### EXERCISE
An exact repetition of the data below, without images, is the expected answer.
** Opening SOURCE MATERIAL block **
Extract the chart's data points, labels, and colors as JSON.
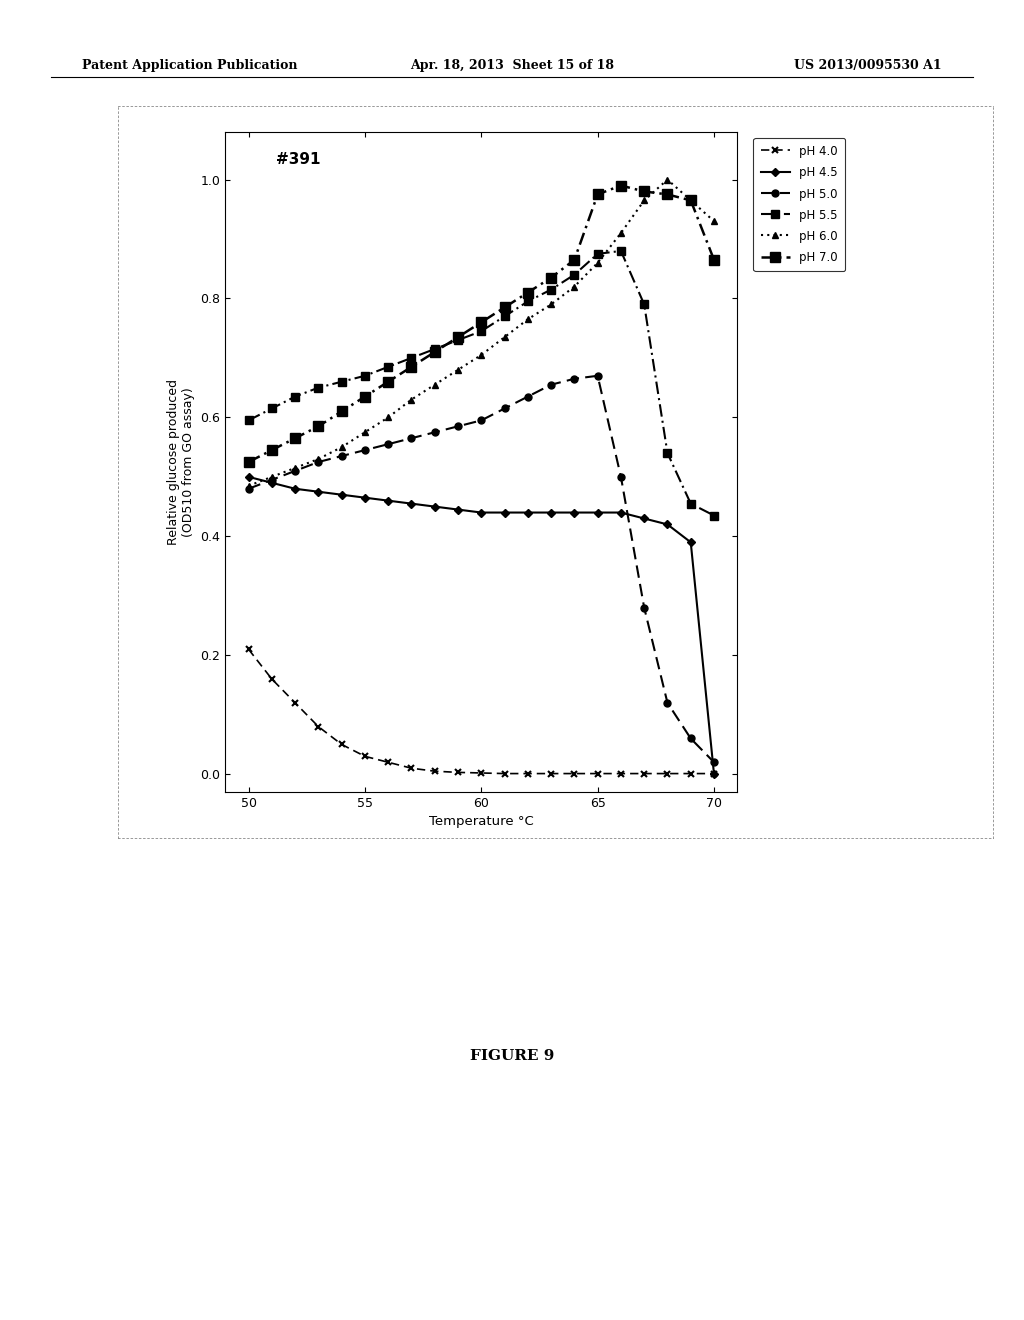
{
  "title": "#391",
  "xlabel": "Temperature °C",
  "ylabel": "Relative glucose produced\n(OD510 from GO assay)",
  "xlim": [
    49,
    71
  ],
  "ylim": [
    -0.03,
    1.08
  ],
  "xticks": [
    50,
    55,
    60,
    65,
    70
  ],
  "yticks": [
    0,
    0.2,
    0.4,
    0.6,
    0.8,
    1
  ],
  "series": {
    "pH 4.0": {
      "x": [
        50,
        51,
        52,
        53,
        54,
        55,
        56,
        57,
        58,
        59,
        60,
        61,
        62,
        63,
        64,
        65,
        66,
        67,
        68,
        69,
        70
      ],
      "y": [
        0.21,
        0.16,
        0.12,
        0.08,
        0.05,
        0.03,
        0.02,
        0.01,
        0.005,
        0.003,
        0.002,
        0.001,
        0.001,
        0.001,
        0.001,
        0.001,
        0.001,
        0.001,
        0.001,
        0.001,
        0.001
      ]
    },
    "pH 4.5": {
      "x": [
        50,
        51,
        52,
        53,
        54,
        55,
        56,
        57,
        58,
        59,
        60,
        61,
        62,
        63,
        64,
        65,
        66,
        67,
        68,
        69,
        70
      ],
      "y": [
        0.5,
        0.49,
        0.48,
        0.475,
        0.47,
        0.465,
        0.46,
        0.455,
        0.45,
        0.445,
        0.44,
        0.44,
        0.44,
        0.44,
        0.44,
        0.44,
        0.44,
        0.43,
        0.42,
        0.39,
        0.0
      ]
    },
    "pH 5.0": {
      "x": [
        50,
        51,
        52,
        53,
        54,
        55,
        56,
        57,
        58,
        59,
        60,
        61,
        62,
        63,
        64,
        65,
        66,
        67,
        68,
        69,
        70
      ],
      "y": [
        0.48,
        0.495,
        0.51,
        0.525,
        0.535,
        0.545,
        0.555,
        0.565,
        0.575,
        0.585,
        0.595,
        0.615,
        0.635,
        0.655,
        0.665,
        0.67,
        0.5,
        0.28,
        0.12,
        0.06,
        0.02
      ]
    },
    "pH 5.5": {
      "x": [
        50,
        51,
        52,
        53,
        54,
        55,
        56,
        57,
        58,
        59,
        60,
        61,
        62,
        63,
        64,
        65,
        66,
        67,
        68,
        69,
        70
      ],
      "y": [
        0.595,
        0.615,
        0.635,
        0.65,
        0.66,
        0.67,
        0.685,
        0.7,
        0.715,
        0.73,
        0.745,
        0.77,
        0.795,
        0.815,
        0.84,
        0.875,
        0.88,
        0.79,
        0.54,
        0.455,
        0.435
      ]
    },
    "pH 6.0": {
      "x": [
        50,
        51,
        52,
        53,
        54,
        55,
        56,
        57,
        58,
        59,
        60,
        61,
        62,
        63,
        64,
        65,
        66,
        67,
        68,
        69,
        70
      ],
      "y": [
        0.485,
        0.5,
        0.515,
        0.53,
        0.55,
        0.575,
        0.6,
        0.63,
        0.655,
        0.68,
        0.705,
        0.735,
        0.765,
        0.79,
        0.82,
        0.86,
        0.91,
        0.965,
        1.0,
        0.965,
        0.93
      ]
    },
    "pH 7.0": {
      "x": [
        50,
        51,
        52,
        53,
        54,
        55,
        56,
        57,
        58,
        59,
        60,
        61,
        62,
        63,
        64,
        65,
        66,
        67,
        68,
        69,
        70
      ],
      "y": [
        0.525,
        0.545,
        0.565,
        0.585,
        0.61,
        0.635,
        0.66,
        0.685,
        0.71,
        0.735,
        0.76,
        0.785,
        0.81,
        0.835,
        0.865,
        0.975,
        0.99,
        0.98,
        0.975,
        0.965,
        0.865
      ]
    }
  },
  "legend_order": [
    "pH 4.0",
    "pH 4.5",
    "pH 5.0",
    "pH 5.5",
    "pH 6.0",
    "pH 7.0"
  ],
  "figure_caption": "FIGURE 9",
  "header_left": "Patent Application Publication",
  "header_center": "Apr. 18, 2013  Sheet 15 of 18",
  "header_right": "US 2013/0095530 A1"
}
** Closing SOURCE MATERIAL block **
### ANSWER BELOW
Extract the chart's data points, labels, and colors as JSON.
{
  "title": "#391",
  "xlabel": "Temperature °C",
  "ylabel": "Relative glucose produced\n(OD510 from GO assay)",
  "xlim": [
    49,
    71
  ],
  "ylim": [
    -0.03,
    1.08
  ],
  "xticks": [
    50,
    55,
    60,
    65,
    70
  ],
  "yticks": [
    0,
    0.2,
    0.4,
    0.6,
    0.8,
    1
  ],
  "series": {
    "pH 4.0": {
      "x": [
        50,
        51,
        52,
        53,
        54,
        55,
        56,
        57,
        58,
        59,
        60,
        61,
        62,
        63,
        64,
        65,
        66,
        67,
        68,
        69,
        70
      ],
      "y": [
        0.21,
        0.16,
        0.12,
        0.08,
        0.05,
        0.03,
        0.02,
        0.01,
        0.005,
        0.003,
        0.002,
        0.001,
        0.001,
        0.001,
        0.001,
        0.001,
        0.001,
        0.001,
        0.001,
        0.001,
        0.001
      ]
    },
    "pH 4.5": {
      "x": [
        50,
        51,
        52,
        53,
        54,
        55,
        56,
        57,
        58,
        59,
        60,
        61,
        62,
        63,
        64,
        65,
        66,
        67,
        68,
        69,
        70
      ],
      "y": [
        0.5,
        0.49,
        0.48,
        0.475,
        0.47,
        0.465,
        0.46,
        0.455,
        0.45,
        0.445,
        0.44,
        0.44,
        0.44,
        0.44,
        0.44,
        0.44,
        0.44,
        0.43,
        0.42,
        0.39,
        0.0
      ]
    },
    "pH 5.0": {
      "x": [
        50,
        51,
        52,
        53,
        54,
        55,
        56,
        57,
        58,
        59,
        60,
        61,
        62,
        63,
        64,
        65,
        66,
        67,
        68,
        69,
        70
      ],
      "y": [
        0.48,
        0.495,
        0.51,
        0.525,
        0.535,
        0.545,
        0.555,
        0.565,
        0.575,
        0.585,
        0.595,
        0.615,
        0.635,
        0.655,
        0.665,
        0.67,
        0.5,
        0.28,
        0.12,
        0.06,
        0.02
      ]
    },
    "pH 5.5": {
      "x": [
        50,
        51,
        52,
        53,
        54,
        55,
        56,
        57,
        58,
        59,
        60,
        61,
        62,
        63,
        64,
        65,
        66,
        67,
        68,
        69,
        70
      ],
      "y": [
        0.595,
        0.615,
        0.635,
        0.65,
        0.66,
        0.67,
        0.685,
        0.7,
        0.715,
        0.73,
        0.745,
        0.77,
        0.795,
        0.815,
        0.84,
        0.875,
        0.88,
        0.79,
        0.54,
        0.455,
        0.435
      ]
    },
    "pH 6.0": {
      "x": [
        50,
        51,
        52,
        53,
        54,
        55,
        56,
        57,
        58,
        59,
        60,
        61,
        62,
        63,
        64,
        65,
        66,
        67,
        68,
        69,
        70
      ],
      "y": [
        0.485,
        0.5,
        0.515,
        0.53,
        0.55,
        0.575,
        0.6,
        0.63,
        0.655,
        0.68,
        0.705,
        0.735,
        0.765,
        0.79,
        0.82,
        0.86,
        0.91,
        0.965,
        1.0,
        0.965,
        0.93
      ]
    },
    "pH 7.0": {
      "x": [
        50,
        51,
        52,
        53,
        54,
        55,
        56,
        57,
        58,
        59,
        60,
        61,
        62,
        63,
        64,
        65,
        66,
        67,
        68,
        69,
        70
      ],
      "y": [
        0.525,
        0.545,
        0.565,
        0.585,
        0.61,
        0.635,
        0.66,
        0.685,
        0.71,
        0.735,
        0.76,
        0.785,
        0.81,
        0.835,
        0.865,
        0.975,
        0.99,
        0.98,
        0.975,
        0.965,
        0.865
      ]
    }
  },
  "legend_order": [
    "pH 4.0",
    "pH 4.5",
    "pH 5.0",
    "pH 5.5",
    "pH 6.0",
    "pH 7.0"
  ],
  "figure_caption": "FIGURE 9",
  "header_left": "Patent Application Publication",
  "header_center": "Apr. 18, 2013  Sheet 15 of 18",
  "header_right": "US 2013/0095530 A1"
}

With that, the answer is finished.